-------- DATA SECTION --------
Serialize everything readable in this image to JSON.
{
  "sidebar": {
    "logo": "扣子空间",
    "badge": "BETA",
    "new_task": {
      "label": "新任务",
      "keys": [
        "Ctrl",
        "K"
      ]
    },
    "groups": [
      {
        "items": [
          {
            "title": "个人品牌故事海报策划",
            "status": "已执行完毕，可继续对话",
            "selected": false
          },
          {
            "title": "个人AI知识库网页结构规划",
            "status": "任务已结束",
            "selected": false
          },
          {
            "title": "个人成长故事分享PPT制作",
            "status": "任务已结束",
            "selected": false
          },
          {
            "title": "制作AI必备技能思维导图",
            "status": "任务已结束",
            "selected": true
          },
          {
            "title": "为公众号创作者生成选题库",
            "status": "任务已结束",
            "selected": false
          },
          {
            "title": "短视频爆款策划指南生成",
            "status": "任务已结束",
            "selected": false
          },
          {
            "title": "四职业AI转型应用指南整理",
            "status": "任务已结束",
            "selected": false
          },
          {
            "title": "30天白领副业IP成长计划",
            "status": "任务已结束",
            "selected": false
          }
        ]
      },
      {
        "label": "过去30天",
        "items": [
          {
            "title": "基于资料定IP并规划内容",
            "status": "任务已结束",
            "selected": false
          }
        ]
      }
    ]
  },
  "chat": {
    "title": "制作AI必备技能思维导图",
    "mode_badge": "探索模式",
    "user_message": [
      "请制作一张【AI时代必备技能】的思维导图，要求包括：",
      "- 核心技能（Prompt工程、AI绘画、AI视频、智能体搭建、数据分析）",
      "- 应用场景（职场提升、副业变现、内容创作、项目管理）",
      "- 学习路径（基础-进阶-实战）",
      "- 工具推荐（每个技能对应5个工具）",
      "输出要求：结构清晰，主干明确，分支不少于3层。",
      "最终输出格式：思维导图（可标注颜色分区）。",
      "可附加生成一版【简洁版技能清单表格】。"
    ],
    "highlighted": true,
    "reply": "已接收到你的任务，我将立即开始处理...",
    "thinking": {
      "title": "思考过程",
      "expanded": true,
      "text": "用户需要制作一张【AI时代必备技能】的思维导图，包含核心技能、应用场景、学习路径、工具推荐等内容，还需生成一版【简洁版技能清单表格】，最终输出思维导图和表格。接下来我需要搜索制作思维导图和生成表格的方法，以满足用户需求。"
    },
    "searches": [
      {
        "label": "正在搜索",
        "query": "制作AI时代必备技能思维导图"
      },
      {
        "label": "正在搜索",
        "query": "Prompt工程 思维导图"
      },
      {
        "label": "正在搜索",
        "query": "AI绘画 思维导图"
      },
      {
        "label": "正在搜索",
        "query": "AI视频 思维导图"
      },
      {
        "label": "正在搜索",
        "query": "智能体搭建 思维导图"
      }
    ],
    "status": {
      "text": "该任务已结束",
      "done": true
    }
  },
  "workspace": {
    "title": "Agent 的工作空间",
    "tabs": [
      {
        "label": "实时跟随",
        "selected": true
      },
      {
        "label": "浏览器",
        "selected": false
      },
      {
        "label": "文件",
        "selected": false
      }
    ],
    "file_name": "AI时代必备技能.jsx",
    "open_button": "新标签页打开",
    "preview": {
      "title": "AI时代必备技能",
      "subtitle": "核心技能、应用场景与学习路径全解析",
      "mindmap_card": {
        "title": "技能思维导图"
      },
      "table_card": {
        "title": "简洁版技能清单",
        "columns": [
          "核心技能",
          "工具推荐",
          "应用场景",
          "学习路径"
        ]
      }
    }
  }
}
--------
■ **WRITTEN INSTRUCTION**: Collect each line of the entries that has the word "true", copying it in full.

■ **FINISHED TASK**:
            "selected": true
    "highlighted": true,
      "expanded": true,
      "done": true
        "selected": true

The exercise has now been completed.